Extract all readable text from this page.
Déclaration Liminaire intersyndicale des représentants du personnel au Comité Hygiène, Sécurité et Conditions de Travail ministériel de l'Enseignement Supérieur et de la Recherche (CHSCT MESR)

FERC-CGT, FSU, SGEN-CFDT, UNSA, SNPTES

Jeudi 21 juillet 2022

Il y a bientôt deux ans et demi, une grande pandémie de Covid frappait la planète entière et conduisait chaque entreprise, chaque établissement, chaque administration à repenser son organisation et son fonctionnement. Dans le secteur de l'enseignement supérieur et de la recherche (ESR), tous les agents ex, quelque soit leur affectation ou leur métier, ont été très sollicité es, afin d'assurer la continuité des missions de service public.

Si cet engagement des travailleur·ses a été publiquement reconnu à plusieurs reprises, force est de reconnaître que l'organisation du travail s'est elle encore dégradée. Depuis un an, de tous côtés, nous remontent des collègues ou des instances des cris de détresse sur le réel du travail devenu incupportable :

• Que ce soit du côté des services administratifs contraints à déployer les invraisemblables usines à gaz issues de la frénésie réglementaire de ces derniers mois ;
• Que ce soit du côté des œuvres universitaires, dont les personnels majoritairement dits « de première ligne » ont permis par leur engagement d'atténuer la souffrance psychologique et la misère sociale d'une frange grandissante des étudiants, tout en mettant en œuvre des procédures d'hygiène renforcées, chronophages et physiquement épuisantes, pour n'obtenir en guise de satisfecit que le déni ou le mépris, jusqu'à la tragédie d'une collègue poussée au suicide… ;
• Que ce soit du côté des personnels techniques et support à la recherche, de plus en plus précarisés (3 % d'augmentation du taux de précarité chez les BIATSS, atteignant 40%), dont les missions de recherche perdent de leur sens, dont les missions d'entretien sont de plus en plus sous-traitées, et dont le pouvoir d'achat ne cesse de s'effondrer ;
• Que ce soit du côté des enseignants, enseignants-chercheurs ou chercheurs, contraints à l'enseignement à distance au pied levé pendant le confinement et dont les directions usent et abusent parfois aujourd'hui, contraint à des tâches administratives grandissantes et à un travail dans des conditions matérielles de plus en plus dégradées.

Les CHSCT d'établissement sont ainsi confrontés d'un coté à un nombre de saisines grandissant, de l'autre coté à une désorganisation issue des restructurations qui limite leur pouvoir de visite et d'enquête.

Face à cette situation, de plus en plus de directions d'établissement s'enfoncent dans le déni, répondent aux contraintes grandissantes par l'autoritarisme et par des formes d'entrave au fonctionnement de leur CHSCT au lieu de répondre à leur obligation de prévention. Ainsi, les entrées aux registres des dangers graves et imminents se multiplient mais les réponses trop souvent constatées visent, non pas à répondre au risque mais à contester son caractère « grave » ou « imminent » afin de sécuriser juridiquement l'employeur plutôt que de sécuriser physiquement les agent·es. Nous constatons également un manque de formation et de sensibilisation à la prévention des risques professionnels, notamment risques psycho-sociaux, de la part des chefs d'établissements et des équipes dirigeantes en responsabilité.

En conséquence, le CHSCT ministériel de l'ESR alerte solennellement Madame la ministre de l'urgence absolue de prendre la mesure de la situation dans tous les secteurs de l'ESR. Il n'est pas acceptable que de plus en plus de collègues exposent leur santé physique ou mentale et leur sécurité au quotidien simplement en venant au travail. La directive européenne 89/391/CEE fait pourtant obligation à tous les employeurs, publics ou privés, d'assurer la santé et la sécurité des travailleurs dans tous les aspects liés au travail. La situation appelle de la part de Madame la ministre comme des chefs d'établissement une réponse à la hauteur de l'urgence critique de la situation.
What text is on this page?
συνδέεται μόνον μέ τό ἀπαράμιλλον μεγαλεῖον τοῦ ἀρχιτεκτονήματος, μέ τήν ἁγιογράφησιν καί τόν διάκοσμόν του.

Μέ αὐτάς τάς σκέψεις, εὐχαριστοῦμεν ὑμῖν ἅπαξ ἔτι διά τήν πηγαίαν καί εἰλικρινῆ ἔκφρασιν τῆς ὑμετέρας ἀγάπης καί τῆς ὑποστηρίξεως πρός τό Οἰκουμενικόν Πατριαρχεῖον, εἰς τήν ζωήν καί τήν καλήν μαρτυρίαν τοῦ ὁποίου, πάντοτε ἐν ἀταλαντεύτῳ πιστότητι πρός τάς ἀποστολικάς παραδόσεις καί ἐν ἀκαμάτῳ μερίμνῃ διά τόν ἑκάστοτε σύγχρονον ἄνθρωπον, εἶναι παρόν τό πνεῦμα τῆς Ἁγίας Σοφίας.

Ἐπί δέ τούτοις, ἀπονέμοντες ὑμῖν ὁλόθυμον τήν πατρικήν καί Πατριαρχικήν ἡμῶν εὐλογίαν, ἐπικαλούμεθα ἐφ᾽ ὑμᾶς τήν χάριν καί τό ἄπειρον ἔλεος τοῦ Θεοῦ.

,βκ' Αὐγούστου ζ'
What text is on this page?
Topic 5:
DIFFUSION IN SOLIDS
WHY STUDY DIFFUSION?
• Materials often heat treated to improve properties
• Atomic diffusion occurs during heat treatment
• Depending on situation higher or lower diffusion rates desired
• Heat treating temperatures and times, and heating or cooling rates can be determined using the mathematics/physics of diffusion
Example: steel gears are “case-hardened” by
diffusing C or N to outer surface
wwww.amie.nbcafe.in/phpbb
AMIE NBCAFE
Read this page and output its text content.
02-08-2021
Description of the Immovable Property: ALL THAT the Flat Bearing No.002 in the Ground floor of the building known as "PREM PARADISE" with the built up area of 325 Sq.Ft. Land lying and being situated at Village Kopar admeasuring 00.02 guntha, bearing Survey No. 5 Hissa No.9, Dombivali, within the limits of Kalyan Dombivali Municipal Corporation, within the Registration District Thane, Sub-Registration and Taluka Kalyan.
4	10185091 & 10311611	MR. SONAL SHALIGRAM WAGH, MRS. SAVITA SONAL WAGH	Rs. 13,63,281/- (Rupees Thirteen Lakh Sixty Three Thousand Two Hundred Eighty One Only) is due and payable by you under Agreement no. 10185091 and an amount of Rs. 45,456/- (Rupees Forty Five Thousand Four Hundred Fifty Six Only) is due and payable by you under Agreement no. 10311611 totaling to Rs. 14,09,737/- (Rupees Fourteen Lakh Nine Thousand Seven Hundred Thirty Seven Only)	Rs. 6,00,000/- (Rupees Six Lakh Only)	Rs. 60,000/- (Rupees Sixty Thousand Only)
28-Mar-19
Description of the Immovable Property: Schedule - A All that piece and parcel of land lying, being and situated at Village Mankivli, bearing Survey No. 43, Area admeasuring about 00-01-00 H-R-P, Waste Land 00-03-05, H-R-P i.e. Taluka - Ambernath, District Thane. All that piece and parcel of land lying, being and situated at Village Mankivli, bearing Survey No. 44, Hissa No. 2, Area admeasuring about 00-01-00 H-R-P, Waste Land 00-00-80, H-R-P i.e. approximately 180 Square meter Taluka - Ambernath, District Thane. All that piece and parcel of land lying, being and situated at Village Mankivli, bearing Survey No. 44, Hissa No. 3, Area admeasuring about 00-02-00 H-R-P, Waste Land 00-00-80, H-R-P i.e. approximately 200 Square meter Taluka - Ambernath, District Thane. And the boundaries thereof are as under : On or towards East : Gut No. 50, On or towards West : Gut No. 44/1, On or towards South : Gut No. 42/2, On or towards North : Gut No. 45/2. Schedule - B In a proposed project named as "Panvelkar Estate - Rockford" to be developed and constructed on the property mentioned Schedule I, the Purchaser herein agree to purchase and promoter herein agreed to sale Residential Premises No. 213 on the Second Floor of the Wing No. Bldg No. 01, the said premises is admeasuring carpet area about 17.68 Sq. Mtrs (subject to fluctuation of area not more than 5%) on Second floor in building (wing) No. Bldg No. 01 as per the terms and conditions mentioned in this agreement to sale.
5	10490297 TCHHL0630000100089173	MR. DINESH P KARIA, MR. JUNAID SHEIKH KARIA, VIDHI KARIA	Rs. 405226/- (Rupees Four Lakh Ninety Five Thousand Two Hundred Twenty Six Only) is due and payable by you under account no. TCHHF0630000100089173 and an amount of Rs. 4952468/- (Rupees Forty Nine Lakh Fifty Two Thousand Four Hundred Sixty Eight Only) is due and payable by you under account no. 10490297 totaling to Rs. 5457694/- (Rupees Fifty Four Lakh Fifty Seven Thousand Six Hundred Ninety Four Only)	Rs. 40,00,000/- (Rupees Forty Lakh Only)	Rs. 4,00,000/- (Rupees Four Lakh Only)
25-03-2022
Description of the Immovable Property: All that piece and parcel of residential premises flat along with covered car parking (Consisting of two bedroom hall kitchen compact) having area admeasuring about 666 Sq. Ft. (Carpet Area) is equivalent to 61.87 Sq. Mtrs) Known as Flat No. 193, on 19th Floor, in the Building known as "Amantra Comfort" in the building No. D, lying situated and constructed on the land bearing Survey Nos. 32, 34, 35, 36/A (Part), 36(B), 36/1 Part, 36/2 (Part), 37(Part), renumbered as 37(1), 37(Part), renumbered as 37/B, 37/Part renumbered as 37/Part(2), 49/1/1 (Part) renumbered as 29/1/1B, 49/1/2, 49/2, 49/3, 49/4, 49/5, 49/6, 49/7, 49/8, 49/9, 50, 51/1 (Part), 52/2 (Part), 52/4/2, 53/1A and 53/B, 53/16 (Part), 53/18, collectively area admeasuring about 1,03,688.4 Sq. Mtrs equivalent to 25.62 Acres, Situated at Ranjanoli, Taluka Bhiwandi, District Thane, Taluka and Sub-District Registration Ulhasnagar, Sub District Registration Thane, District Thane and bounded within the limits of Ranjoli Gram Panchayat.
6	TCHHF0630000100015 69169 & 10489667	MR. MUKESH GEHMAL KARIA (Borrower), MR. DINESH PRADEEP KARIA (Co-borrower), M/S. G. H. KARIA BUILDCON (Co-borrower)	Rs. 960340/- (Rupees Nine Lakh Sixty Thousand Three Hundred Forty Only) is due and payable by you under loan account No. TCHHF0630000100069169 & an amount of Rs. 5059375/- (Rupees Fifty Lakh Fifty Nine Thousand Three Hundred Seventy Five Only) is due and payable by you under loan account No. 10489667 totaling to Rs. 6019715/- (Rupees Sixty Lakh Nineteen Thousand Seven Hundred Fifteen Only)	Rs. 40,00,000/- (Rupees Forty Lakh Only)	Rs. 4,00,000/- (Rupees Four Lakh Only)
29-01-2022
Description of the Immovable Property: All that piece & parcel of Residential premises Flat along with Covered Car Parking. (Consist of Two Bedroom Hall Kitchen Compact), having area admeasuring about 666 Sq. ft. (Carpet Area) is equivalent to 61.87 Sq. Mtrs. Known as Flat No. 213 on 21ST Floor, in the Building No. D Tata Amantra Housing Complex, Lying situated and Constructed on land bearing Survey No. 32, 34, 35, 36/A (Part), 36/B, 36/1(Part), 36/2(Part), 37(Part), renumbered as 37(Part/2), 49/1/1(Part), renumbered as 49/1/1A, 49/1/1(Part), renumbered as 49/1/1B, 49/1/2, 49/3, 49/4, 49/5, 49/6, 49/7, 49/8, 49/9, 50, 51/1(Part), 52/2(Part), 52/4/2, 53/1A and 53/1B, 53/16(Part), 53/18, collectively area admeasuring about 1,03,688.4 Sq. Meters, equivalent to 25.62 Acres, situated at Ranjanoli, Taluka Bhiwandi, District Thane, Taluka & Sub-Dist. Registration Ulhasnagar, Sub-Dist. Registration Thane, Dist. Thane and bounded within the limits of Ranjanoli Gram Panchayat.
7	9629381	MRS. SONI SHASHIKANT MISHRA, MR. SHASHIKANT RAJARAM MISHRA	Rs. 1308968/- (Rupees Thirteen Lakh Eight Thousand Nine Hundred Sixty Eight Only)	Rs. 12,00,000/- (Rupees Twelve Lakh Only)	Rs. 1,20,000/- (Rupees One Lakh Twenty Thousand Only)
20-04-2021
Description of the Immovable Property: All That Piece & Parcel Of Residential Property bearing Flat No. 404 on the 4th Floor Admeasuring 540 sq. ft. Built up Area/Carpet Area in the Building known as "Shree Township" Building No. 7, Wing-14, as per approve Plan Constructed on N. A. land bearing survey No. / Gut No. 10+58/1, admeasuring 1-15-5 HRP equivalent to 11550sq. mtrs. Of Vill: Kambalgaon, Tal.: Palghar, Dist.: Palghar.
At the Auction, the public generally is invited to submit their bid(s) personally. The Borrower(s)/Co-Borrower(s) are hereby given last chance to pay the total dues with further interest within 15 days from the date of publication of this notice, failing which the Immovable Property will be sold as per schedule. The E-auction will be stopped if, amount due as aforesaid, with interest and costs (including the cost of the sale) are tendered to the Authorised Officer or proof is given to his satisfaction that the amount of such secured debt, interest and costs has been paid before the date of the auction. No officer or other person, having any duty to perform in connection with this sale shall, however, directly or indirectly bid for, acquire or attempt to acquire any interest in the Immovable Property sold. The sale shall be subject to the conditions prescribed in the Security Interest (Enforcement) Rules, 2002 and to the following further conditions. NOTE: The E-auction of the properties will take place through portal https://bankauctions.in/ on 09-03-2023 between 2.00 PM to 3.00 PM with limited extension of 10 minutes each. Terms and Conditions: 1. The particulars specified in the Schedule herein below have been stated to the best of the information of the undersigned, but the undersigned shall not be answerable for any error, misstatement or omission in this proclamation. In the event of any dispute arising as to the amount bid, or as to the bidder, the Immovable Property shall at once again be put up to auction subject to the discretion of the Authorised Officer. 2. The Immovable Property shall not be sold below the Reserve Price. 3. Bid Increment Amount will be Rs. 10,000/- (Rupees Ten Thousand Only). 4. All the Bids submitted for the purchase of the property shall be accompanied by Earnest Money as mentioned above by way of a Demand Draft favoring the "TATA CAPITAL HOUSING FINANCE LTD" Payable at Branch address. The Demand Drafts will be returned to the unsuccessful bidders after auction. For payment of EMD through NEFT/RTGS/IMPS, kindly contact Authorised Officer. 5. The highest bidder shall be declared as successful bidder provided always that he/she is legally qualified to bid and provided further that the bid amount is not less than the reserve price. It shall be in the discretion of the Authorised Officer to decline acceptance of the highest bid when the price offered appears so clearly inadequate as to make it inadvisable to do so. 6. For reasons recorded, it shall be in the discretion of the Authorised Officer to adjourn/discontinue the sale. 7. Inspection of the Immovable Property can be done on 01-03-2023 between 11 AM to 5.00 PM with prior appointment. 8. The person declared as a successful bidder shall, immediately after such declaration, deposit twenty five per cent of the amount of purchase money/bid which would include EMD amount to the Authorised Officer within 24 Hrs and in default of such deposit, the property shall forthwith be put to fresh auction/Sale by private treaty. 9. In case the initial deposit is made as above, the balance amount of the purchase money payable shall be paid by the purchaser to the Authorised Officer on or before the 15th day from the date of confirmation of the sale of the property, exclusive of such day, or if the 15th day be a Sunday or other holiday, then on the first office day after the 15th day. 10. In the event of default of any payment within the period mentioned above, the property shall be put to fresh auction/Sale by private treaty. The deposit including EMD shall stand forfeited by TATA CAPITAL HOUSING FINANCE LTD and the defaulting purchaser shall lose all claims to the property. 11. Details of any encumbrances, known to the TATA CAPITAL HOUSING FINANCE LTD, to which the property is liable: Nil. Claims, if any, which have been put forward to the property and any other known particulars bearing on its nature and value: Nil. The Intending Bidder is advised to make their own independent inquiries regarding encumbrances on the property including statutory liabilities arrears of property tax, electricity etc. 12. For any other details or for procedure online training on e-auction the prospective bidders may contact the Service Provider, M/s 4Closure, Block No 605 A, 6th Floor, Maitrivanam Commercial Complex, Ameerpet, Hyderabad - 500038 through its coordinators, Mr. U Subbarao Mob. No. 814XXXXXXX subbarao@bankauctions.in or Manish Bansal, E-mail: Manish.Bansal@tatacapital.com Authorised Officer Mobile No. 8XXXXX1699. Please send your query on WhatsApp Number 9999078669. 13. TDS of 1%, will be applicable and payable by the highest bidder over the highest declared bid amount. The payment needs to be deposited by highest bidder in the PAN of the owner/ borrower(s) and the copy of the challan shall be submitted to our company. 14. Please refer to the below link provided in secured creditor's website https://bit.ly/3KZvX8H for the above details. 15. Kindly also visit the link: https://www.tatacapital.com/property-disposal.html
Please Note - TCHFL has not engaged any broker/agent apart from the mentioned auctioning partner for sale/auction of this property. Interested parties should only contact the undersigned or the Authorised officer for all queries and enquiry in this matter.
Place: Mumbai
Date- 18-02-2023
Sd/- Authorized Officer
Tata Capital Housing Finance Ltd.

-*-*-

## Instruction:
Copy out the lines in which the string "ministériel" appears.

## Reply to the exercise:
Déclaration Liminaire intersyndicale des représentants du personnel au Comité Hygiène, Sécurité et Conditions de Travail ministériel de l'Enseignement Supérieur et de la Recherche (CHSCT MESR)
En conséquence, le CHSCT ministériel de l'ESR alerte solennellement Madame la ministre de l'urgence absolue de prendre la mesure de la situation dans tous les secteurs de l'ESR. Il n'est pas acceptable que de plus en plus de collègues exposent leur santé physique ou mentale et leur sécurité au quotidien simplement en venant au travail. La directive européenne 89/391/CEE fait pourtant obligation à tous les employeurs, publics ou privés, d'assurer la santé et la sécurité des travailleurs dans tous les aspects liés au travail. La situation appelle de la part de Madame la ministre comme des chefs d'établissement une réponse à la hauteur de l'urgence critique de la situation.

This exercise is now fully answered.